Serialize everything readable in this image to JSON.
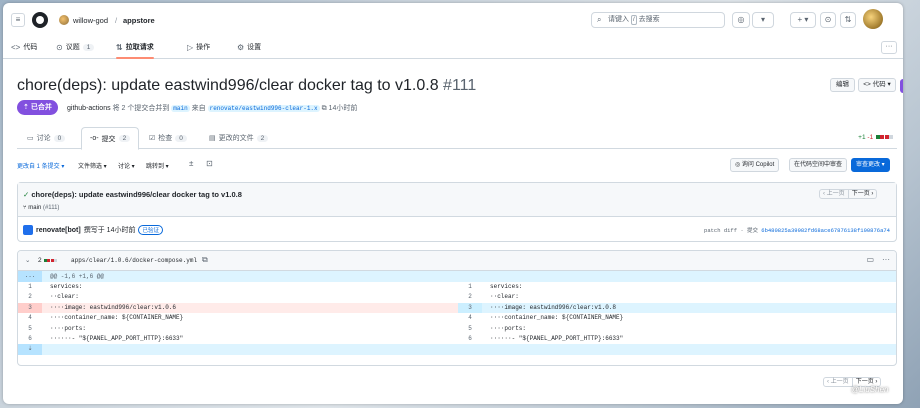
{
  "header": {
    "owner": "willow-god",
    "separator": "/",
    "repo": "appstore",
    "search_placeholder_prefix": "请键入",
    "search_key": "/",
    "search_placeholder_suffix": "去搜索"
  },
  "repo_nav": {
    "items": [
      {
        "icon": "<>",
        "label": "代码"
      },
      {
        "icon": "⊙",
        "label": "议题",
        "count": "1"
      },
      {
        "icon": "⇅",
        "label": "拉取请求"
      },
      {
        "icon": "▷",
        "label": "操作"
      },
      {
        "icon": "⚙",
        "label": "设置"
      }
    ]
  },
  "pr": {
    "title": "chore(deps): update eastwind996/clear docker tag to v1.0.8",
    "number": "#111",
    "state": "已合并",
    "author": "github-actions",
    "meta_text_1": "将 2 个提交合并到",
    "base_branch": "main",
    "meta_text_2": "来自",
    "head_branch": "renovate/eastwind996-clear-1.x",
    "time": "14小时前",
    "edit_label": "编辑",
    "code_label": "代码"
  },
  "tabs": [
    {
      "label": "讨论",
      "count": "0"
    },
    {
      "label": "提交",
      "count": "2"
    },
    {
      "label": "检查",
      "count": "0"
    },
    {
      "label": "更改的文件",
      "count": "2"
    }
  ],
  "diffstat": {
    "additions": "+1",
    "deletions": "-1"
  },
  "toolbar": {
    "changes_from": "更改自 1 条提交",
    "file_filter": "文件筛选",
    "discussion": "讨论",
    "jump_to": "跳转到",
    "copilot": "询问 Copilot",
    "open_workspace": "在代码空间中审查",
    "review": "审查更改"
  },
  "commit": {
    "title": "chore(deps): update eastwind996/clear docker tag to v1.0.8",
    "branch": "main",
    "pr_ref": "(#111)",
    "author": "renovate[bot]",
    "authored": "撰写于 14小时前",
    "verified": "已验证",
    "patch_label": "patch diff",
    "commit_label": "提交",
    "sha": "6b480825a39982fd68ace67876138f100876a74",
    "prev": "上一页",
    "next": "下一页"
  },
  "diff": {
    "count": "2",
    "path": "apps/clear/1.0.6/docker-compose.yml",
    "hunk": "@@ -1,6 +1,6 @@",
    "expand": "...",
    "left": [
      {
        "ln": "1",
        "code": "services:"
      },
      {
        "ln": "2",
        "code": "··clear:"
      },
      {
        "ln": "3",
        "code": "····image: eastwind996/clear:v1.0.6"
      },
      {
        "ln": "4",
        "code": "····container_name: ${CONTAINER_NAME}"
      },
      {
        "ln": "5",
        "code": "····ports:"
      },
      {
        "ln": "6",
        "code": "······- \"${PANEL_APP_PORT_HTTP}:6633\""
      }
    ],
    "right": [
      {
        "ln": "1",
        "code": "services:"
      },
      {
        "ln": "2",
        "code": "··clear:"
      },
      {
        "ln": "3",
        "code": "····image: eastwind996/clear:v1.0.8"
      },
      {
        "ln": "4",
        "code": "····container_name: ${CONTAINER_NAME}"
      },
      {
        "ln": "5",
        "code": "····ports:"
      },
      {
        "ln": "6",
        "code": "······- \"${PANEL_APP_PORT_HTTP}:6633\""
      }
    ]
  },
  "watermark": "@LiuShen",
  "colors": {
    "merged": "#8250df",
    "primary": "#0969da",
    "deleted_line": "#ffebe9",
    "added_line": "#ddf4ff",
    "active_tab_underline": "#fd8c73"
  }
}
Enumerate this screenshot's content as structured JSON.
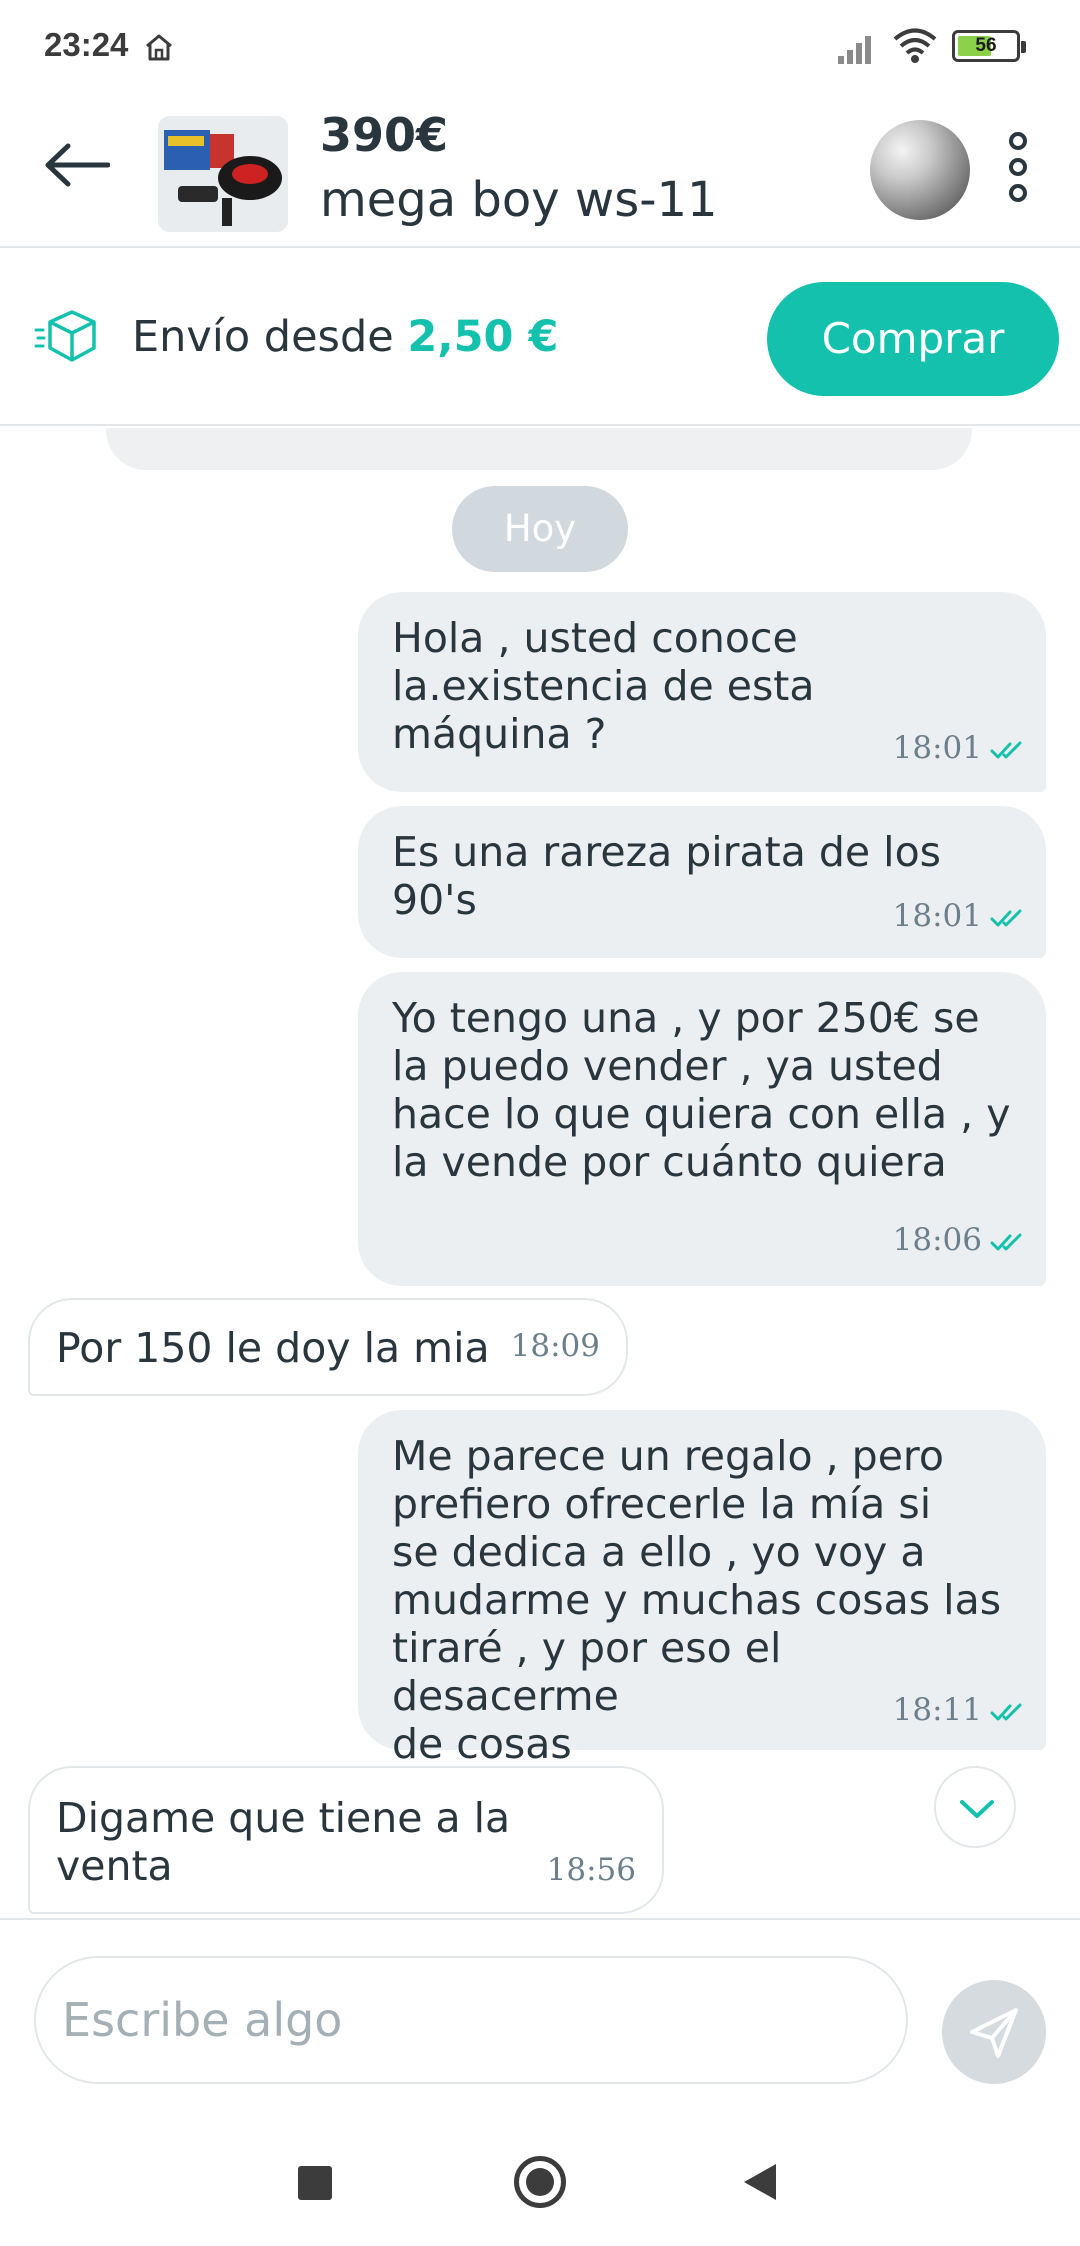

┄┄┄┄┄┄

■ TASK DETAILS ■
Copy each line from the data above that includes "JSON".

■ PROBLEM SOLUTION ■
Serialize everything readable in this image to JSON.
Enumerate this screenshot's content as structured JSON.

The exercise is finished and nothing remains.